▸ **Work required**
Within the data below, how many lines contain "panel"? Reply with the number only.

Items from a figure collection:

────────────────────────────────────────

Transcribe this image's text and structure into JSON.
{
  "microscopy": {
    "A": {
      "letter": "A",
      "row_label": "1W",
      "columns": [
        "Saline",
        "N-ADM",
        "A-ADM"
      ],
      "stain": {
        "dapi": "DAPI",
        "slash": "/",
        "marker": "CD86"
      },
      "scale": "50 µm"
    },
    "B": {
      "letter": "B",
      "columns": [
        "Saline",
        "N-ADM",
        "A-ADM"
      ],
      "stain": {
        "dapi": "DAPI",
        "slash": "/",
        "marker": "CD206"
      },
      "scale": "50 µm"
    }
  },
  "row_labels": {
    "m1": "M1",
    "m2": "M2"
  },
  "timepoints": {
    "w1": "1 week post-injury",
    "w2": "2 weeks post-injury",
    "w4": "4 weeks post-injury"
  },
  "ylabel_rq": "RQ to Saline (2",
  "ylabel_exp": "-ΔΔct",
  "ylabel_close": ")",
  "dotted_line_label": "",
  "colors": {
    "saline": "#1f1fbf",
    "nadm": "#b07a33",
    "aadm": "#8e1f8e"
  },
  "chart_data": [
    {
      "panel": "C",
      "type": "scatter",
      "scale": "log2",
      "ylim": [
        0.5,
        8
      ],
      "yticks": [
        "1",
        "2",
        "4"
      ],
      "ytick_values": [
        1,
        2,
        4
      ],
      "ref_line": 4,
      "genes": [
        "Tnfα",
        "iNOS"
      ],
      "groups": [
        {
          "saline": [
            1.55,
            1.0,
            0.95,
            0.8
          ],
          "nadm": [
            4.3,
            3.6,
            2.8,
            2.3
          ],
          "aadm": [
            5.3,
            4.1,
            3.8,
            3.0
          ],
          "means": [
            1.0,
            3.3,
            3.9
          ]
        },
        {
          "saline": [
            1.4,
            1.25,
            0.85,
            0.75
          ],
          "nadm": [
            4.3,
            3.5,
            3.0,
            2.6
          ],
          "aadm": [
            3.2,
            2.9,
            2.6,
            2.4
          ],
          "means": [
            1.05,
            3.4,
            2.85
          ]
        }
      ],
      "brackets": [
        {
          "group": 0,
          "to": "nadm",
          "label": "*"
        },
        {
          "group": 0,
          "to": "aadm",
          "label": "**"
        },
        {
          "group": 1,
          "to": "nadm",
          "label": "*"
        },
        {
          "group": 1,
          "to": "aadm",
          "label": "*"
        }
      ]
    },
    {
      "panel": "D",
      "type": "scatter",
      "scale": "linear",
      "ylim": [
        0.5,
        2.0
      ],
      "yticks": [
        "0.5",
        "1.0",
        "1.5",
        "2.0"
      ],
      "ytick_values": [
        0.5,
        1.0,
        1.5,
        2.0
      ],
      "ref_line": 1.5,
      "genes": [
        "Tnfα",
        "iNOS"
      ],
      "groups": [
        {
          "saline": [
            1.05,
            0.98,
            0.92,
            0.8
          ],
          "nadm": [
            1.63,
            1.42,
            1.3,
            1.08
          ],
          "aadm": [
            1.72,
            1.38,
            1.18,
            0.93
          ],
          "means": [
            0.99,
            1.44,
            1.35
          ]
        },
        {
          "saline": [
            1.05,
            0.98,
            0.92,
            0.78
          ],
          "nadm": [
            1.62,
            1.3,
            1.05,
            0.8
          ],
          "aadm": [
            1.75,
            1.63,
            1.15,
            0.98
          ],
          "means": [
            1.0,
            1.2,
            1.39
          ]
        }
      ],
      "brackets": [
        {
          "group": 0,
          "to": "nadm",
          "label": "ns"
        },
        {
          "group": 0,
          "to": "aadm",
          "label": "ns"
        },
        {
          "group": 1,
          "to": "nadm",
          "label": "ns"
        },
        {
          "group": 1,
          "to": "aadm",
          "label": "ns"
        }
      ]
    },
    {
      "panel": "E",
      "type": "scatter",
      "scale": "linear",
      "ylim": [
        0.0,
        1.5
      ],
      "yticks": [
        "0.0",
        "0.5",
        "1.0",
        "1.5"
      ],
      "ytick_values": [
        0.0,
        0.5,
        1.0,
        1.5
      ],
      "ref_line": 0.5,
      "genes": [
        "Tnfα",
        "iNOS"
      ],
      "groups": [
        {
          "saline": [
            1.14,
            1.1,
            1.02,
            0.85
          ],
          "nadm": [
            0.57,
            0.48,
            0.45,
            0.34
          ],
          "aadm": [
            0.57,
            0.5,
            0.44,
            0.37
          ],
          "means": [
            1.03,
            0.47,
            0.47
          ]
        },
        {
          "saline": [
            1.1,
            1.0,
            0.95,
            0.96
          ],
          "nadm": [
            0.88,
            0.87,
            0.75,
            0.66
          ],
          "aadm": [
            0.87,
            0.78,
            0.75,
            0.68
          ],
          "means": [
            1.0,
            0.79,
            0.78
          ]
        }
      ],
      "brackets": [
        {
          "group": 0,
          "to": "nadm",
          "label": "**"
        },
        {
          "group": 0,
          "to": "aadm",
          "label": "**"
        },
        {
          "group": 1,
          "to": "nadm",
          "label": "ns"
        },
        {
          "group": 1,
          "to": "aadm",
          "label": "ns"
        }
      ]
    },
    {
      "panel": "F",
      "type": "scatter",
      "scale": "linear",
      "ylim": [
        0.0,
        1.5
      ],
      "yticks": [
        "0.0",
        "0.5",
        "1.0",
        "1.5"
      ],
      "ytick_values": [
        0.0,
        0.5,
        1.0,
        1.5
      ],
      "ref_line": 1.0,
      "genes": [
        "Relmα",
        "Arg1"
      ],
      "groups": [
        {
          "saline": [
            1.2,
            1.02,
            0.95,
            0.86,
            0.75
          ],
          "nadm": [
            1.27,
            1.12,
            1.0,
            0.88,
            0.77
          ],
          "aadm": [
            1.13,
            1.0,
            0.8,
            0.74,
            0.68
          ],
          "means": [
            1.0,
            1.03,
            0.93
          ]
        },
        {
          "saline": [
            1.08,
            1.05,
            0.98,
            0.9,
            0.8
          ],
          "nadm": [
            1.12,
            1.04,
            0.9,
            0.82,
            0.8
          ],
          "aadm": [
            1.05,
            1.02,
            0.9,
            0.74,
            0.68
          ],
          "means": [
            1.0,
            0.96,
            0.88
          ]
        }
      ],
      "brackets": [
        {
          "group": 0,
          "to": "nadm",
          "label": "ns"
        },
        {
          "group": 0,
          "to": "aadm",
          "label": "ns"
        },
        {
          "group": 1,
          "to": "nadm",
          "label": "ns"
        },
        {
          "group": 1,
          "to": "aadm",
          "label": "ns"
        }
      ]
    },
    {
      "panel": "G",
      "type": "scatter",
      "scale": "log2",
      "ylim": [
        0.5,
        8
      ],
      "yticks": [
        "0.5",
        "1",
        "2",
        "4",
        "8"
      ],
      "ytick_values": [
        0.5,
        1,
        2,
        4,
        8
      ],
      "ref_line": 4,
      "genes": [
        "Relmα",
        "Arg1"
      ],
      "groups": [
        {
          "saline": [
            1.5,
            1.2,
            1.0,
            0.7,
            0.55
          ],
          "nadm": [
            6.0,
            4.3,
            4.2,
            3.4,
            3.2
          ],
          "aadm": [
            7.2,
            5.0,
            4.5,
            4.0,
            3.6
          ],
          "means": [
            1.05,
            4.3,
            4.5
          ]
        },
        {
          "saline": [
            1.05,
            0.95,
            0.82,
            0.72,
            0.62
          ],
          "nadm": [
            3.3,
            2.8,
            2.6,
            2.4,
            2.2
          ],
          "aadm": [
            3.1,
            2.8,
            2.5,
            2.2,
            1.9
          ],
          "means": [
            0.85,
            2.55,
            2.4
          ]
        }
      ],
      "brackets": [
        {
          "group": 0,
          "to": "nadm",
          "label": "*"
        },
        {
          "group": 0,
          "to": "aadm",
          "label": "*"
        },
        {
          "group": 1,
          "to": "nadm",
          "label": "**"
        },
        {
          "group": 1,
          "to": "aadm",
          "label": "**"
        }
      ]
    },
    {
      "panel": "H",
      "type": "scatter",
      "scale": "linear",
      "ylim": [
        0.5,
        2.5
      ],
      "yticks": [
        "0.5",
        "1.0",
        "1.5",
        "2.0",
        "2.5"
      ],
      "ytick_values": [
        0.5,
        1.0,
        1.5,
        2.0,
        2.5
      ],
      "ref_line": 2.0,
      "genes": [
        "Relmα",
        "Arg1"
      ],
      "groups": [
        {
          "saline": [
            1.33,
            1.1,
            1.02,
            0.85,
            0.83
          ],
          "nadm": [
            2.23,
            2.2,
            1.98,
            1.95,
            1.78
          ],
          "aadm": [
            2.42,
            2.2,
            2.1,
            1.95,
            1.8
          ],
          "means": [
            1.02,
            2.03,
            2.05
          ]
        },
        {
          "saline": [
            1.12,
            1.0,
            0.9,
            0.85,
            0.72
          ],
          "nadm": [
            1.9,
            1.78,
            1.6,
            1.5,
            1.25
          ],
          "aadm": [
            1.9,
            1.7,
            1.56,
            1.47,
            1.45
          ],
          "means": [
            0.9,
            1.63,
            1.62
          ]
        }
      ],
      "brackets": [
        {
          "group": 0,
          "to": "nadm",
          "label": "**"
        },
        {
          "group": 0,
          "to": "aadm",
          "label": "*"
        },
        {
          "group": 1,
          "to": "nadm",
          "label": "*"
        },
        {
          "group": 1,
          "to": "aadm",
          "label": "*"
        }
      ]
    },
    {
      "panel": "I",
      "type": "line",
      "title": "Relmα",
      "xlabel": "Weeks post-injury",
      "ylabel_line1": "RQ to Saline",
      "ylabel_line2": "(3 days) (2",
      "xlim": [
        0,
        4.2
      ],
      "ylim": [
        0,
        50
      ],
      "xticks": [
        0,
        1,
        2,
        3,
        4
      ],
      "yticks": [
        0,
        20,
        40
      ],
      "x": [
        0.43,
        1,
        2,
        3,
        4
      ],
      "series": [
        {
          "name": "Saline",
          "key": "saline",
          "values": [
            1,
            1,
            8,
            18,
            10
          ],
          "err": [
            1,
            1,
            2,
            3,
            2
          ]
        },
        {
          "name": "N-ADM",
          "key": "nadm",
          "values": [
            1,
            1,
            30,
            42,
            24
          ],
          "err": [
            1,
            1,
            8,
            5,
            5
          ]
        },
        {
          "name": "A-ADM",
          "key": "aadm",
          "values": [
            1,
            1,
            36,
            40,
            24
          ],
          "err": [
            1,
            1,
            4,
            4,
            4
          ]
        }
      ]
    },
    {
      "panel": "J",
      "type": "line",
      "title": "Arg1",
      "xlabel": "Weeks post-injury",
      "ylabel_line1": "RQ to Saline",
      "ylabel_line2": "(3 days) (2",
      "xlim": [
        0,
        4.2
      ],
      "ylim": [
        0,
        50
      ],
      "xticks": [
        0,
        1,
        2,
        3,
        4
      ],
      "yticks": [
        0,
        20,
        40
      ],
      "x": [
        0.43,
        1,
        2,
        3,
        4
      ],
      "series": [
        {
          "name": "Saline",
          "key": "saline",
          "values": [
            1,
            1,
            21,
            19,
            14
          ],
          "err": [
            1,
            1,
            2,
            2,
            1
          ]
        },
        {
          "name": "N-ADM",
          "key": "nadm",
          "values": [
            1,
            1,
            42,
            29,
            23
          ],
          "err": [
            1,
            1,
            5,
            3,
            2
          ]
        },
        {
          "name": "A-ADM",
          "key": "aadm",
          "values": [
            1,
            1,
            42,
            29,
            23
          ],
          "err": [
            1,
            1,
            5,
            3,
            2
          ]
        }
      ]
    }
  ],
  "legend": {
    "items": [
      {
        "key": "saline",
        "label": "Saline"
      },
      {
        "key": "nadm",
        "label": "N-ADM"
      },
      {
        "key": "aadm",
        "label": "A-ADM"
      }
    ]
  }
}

────────────────────────────────────────

▸ **Written solution**
8